■ **WHAT YOU ARE ASKED TO DO**: Copy out all lines of the records in which the word "JSON" appears.

■ **DATA FOR PROCESSING**:
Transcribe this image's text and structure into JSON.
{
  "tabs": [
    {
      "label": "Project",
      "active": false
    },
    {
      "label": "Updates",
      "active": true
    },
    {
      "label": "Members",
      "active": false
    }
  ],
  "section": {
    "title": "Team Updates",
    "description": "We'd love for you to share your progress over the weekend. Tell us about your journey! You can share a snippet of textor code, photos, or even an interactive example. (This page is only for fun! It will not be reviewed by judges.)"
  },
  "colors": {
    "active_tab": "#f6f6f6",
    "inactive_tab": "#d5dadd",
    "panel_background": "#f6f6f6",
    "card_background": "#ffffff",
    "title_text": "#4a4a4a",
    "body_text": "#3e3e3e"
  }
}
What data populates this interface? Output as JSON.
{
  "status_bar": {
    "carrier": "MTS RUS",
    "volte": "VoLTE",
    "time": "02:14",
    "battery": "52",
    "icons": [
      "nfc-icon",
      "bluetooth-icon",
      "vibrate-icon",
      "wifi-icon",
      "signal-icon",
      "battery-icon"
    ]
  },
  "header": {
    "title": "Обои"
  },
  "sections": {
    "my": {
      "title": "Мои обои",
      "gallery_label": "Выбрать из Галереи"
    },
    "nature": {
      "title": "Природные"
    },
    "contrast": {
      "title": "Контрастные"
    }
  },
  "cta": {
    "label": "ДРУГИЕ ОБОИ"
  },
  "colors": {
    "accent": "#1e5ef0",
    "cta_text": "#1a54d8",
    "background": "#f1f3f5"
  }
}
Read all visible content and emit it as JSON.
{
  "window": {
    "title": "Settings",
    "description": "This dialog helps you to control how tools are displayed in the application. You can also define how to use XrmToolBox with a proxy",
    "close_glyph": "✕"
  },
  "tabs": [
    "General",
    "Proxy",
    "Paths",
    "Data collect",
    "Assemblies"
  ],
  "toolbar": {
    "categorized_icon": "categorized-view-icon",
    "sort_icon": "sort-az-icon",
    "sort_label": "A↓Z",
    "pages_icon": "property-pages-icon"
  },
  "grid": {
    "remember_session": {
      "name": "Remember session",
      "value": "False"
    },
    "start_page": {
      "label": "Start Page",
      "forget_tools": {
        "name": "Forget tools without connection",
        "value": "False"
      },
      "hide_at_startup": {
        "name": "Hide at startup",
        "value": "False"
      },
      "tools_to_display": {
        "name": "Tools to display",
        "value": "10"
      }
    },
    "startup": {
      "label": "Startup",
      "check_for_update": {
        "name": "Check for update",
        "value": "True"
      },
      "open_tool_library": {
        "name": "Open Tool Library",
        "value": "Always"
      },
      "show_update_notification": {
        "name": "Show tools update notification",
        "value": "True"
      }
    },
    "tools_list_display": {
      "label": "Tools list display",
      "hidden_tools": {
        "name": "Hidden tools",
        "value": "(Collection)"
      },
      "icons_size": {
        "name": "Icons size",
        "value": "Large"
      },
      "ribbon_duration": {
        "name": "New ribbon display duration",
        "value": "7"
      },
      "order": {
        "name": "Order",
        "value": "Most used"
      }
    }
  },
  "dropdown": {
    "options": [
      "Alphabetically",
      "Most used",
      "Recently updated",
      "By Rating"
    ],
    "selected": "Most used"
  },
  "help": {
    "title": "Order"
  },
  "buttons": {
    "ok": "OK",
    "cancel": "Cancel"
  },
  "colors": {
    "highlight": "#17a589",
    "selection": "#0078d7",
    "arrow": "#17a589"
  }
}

■ **CORRECT OUTPUT**:
Transcribe this image's text and structure into JSON.
What data populates this interface? Output as JSON.
Read all visible content and emit it as JSON.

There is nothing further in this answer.